## Given records
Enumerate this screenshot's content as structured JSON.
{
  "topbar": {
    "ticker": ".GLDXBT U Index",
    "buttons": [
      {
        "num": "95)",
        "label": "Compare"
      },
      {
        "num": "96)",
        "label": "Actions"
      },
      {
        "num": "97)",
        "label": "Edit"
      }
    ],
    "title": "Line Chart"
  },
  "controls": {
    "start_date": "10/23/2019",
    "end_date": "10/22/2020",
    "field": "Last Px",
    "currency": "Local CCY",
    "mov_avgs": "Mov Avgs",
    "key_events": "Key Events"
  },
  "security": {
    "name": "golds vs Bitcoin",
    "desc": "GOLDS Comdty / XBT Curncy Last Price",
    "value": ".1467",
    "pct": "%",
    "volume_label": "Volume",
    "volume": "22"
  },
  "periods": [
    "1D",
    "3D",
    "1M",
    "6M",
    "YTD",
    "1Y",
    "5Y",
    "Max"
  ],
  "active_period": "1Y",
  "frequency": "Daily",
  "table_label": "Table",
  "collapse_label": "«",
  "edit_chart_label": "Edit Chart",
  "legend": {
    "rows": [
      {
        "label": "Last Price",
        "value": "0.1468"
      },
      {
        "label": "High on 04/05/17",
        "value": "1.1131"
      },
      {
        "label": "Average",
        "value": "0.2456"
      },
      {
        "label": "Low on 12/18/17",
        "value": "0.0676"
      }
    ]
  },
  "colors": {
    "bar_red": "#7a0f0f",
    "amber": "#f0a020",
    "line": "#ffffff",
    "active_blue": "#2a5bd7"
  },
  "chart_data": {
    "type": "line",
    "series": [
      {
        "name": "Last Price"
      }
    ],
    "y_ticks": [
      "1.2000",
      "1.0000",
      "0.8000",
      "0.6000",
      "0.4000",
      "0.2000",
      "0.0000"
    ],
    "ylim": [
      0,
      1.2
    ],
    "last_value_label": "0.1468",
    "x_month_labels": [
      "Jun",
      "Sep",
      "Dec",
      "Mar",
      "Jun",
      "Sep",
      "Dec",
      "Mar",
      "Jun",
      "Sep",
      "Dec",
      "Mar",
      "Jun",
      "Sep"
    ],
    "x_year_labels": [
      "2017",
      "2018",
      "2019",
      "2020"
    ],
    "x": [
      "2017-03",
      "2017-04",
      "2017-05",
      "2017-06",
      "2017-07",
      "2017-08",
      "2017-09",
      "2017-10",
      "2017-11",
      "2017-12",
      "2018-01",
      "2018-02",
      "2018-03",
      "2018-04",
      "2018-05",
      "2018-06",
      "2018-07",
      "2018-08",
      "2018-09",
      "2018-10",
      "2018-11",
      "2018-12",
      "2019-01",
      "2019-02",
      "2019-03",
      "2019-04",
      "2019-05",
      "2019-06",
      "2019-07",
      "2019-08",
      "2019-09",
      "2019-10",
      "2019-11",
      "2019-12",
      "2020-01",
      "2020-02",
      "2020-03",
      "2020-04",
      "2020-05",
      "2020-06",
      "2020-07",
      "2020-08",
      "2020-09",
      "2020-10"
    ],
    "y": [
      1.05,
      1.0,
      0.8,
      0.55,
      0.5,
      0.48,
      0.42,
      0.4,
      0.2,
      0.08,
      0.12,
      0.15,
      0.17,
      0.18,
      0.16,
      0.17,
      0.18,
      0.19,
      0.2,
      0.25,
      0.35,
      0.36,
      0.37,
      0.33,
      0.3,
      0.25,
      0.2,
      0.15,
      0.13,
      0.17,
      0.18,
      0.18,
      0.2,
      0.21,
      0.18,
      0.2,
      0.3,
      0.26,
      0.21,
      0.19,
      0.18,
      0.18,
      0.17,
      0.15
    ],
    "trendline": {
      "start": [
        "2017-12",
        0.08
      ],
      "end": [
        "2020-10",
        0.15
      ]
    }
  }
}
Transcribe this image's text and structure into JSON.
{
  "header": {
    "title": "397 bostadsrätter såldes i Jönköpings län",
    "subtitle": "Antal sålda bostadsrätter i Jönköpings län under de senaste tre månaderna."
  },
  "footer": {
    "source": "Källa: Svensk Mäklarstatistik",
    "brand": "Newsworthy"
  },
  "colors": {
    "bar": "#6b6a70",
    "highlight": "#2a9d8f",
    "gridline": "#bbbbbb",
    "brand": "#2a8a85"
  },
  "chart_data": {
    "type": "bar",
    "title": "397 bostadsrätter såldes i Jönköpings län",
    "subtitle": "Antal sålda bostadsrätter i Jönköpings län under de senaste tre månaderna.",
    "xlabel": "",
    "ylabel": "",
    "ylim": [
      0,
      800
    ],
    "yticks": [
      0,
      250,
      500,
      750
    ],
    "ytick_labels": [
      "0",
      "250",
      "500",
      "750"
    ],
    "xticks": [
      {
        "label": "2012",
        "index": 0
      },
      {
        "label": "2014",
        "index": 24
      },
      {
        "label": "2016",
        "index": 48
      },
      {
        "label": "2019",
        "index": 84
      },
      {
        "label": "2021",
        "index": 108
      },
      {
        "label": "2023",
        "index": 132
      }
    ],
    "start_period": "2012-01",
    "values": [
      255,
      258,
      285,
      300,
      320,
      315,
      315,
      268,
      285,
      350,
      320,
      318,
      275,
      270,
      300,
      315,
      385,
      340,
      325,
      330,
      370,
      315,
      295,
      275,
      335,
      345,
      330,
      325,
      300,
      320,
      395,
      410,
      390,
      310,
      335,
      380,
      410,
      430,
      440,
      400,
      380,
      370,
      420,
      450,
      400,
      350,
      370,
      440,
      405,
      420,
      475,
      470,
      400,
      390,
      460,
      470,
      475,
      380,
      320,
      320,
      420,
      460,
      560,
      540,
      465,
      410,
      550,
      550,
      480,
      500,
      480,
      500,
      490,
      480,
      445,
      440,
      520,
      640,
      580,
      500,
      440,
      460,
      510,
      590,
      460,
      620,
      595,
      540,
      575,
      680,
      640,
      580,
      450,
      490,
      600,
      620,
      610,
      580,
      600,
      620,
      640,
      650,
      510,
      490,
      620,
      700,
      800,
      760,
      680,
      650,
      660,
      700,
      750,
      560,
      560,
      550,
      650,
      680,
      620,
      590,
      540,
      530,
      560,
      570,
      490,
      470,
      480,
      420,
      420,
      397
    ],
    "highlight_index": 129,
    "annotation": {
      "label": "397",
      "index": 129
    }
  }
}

...

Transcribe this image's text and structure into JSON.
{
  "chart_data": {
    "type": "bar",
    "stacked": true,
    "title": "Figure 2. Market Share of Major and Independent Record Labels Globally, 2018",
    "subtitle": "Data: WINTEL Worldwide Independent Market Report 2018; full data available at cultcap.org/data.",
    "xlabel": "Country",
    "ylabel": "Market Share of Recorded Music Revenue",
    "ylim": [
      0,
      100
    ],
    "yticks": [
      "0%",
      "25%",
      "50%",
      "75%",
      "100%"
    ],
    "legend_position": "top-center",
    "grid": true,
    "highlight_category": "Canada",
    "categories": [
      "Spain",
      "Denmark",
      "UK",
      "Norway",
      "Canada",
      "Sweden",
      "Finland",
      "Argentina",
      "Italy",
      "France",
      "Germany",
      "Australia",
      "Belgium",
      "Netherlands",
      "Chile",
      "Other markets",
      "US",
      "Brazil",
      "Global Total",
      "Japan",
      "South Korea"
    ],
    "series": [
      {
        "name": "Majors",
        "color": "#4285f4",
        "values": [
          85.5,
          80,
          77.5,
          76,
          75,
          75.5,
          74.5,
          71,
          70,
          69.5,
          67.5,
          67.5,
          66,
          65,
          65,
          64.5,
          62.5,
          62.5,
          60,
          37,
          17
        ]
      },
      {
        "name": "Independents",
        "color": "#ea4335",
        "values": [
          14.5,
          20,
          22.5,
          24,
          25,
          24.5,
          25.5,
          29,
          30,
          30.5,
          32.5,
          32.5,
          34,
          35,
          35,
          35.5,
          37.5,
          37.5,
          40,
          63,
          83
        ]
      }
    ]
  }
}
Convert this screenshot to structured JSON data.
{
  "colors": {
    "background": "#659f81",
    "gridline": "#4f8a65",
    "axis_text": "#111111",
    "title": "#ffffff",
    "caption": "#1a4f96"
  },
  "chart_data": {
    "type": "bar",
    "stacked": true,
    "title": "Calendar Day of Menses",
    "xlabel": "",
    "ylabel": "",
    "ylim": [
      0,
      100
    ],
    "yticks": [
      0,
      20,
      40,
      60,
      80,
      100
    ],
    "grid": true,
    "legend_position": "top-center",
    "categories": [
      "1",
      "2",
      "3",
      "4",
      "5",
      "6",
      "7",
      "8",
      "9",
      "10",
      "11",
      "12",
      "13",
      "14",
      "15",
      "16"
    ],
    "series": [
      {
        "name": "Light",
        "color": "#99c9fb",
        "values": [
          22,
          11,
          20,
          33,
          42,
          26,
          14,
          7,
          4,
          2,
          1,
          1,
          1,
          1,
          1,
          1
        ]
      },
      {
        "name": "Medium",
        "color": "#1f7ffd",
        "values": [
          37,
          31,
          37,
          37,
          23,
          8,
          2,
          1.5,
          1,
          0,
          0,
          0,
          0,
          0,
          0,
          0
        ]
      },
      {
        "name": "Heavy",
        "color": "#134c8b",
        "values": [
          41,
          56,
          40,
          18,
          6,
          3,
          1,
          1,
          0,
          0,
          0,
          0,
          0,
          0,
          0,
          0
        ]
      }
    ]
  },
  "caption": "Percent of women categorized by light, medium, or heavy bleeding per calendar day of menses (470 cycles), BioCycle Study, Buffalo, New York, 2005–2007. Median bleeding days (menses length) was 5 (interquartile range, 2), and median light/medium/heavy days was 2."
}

## What you need to do
Collect from the data above every line that includes "senaste".

## Task answer
    "subtitle": "Antal sålda bostadsrätter i Jönköpings län under de senaste tre månaderna."
    "subtitle": "Antal sålda bostadsrätter i Jönköpings län under de senaste tre månaderna.",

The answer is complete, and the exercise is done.